» **THE TASK**: Collect every line in the records below that contains the word "arrivée".

(Dataset items)

◆ ◆ ◆ ◆ ◆

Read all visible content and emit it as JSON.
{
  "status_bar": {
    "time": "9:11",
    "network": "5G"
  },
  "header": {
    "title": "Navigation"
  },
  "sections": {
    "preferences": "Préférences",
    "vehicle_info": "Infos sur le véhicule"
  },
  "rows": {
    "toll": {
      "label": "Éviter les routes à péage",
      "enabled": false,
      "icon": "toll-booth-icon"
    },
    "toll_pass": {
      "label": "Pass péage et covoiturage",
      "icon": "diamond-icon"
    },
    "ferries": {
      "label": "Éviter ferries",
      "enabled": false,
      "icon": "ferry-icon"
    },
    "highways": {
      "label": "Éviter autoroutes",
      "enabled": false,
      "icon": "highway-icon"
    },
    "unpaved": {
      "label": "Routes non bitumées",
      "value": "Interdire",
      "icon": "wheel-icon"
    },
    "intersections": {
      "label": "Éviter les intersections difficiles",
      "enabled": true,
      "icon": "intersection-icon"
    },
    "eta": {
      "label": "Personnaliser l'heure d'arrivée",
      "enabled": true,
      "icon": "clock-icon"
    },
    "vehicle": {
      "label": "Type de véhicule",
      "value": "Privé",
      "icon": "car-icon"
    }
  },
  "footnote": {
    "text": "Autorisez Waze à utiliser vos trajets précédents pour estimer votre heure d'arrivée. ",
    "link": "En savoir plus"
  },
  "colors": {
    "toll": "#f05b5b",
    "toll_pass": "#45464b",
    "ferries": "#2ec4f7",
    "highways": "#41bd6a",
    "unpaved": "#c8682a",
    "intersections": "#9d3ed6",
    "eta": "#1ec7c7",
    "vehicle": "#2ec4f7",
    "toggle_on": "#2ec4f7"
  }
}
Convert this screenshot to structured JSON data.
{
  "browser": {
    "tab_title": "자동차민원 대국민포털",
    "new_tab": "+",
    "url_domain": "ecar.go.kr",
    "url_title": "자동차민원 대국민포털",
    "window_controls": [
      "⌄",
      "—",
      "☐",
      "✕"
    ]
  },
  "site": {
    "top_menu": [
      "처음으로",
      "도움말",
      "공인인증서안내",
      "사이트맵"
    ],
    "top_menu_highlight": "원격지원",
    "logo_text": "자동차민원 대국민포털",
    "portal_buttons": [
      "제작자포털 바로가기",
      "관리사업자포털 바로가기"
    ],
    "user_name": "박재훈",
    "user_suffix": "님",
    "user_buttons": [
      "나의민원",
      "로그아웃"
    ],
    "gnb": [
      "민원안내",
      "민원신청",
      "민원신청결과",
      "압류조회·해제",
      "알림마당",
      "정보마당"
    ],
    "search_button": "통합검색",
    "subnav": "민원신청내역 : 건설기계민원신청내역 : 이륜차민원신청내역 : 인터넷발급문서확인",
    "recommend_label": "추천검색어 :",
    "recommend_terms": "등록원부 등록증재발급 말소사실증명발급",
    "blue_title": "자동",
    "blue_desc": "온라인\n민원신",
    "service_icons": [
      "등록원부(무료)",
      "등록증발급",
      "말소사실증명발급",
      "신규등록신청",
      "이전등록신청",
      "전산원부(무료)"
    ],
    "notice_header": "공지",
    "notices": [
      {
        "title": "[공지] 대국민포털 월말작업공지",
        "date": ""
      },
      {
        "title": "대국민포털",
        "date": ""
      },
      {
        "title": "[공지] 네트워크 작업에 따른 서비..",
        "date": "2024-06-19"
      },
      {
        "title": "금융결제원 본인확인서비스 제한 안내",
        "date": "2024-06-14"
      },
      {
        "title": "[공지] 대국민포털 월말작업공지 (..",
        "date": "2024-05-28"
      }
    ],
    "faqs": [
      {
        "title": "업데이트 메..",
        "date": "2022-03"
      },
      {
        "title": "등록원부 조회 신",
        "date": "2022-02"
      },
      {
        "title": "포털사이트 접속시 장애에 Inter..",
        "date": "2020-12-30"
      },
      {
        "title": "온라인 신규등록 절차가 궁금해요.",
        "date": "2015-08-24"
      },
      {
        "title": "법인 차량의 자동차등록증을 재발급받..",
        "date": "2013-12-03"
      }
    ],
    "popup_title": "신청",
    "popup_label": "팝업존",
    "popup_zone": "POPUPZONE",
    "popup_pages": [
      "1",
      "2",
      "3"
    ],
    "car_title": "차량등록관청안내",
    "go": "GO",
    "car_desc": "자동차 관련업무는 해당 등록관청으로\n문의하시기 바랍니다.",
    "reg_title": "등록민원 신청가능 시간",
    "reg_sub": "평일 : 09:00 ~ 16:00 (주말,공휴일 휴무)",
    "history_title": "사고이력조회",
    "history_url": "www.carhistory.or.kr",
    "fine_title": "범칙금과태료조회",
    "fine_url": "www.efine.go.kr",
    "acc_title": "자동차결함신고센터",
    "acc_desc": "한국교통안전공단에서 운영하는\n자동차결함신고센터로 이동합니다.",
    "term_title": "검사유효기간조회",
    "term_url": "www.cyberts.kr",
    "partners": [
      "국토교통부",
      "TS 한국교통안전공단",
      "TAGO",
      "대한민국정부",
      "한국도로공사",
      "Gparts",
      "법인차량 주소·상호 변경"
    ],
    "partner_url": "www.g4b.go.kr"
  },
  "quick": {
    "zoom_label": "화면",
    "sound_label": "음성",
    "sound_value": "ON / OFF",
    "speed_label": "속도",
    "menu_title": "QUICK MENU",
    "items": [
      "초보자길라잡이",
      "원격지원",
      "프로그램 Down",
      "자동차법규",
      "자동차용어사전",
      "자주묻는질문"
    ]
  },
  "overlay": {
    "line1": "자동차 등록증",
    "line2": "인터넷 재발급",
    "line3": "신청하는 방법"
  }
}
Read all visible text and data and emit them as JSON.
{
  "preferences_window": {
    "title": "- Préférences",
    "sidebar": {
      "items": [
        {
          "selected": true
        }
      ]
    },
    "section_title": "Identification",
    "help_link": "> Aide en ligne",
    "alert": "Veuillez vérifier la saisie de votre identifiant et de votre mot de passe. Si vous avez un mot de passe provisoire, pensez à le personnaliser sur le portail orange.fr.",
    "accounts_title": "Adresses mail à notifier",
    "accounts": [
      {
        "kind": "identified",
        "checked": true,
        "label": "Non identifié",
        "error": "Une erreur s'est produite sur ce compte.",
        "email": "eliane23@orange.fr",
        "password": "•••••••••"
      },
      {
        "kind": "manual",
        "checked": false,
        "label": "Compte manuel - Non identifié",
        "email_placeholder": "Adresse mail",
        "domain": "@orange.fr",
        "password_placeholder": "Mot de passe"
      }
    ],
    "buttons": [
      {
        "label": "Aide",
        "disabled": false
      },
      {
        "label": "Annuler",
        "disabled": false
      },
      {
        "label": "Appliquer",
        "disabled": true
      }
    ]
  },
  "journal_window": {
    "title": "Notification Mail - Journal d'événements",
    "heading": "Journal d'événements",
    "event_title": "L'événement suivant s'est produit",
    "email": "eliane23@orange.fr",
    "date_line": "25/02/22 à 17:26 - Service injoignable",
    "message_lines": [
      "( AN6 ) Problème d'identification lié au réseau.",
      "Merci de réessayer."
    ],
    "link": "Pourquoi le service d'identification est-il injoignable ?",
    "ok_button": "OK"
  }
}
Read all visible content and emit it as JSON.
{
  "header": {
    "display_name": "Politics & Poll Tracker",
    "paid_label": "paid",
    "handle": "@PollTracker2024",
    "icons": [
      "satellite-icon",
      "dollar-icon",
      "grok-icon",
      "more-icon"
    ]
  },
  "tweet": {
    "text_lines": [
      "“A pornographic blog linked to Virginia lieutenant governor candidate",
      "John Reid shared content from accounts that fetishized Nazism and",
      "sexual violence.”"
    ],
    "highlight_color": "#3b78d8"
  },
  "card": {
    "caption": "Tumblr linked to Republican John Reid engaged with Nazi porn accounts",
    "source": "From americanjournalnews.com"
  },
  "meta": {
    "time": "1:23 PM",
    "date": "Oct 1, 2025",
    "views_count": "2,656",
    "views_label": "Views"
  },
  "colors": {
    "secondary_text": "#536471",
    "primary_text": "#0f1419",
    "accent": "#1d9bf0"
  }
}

◆ ◆ ◆ ◆ ◆

» **RESULT BELOW**:
      "label": "Personnaliser l'heure d'arrivée",
    "text": "Autorisez Waze à utiliser vos trajets précédents pour estimer votre heure d'arrivée. ",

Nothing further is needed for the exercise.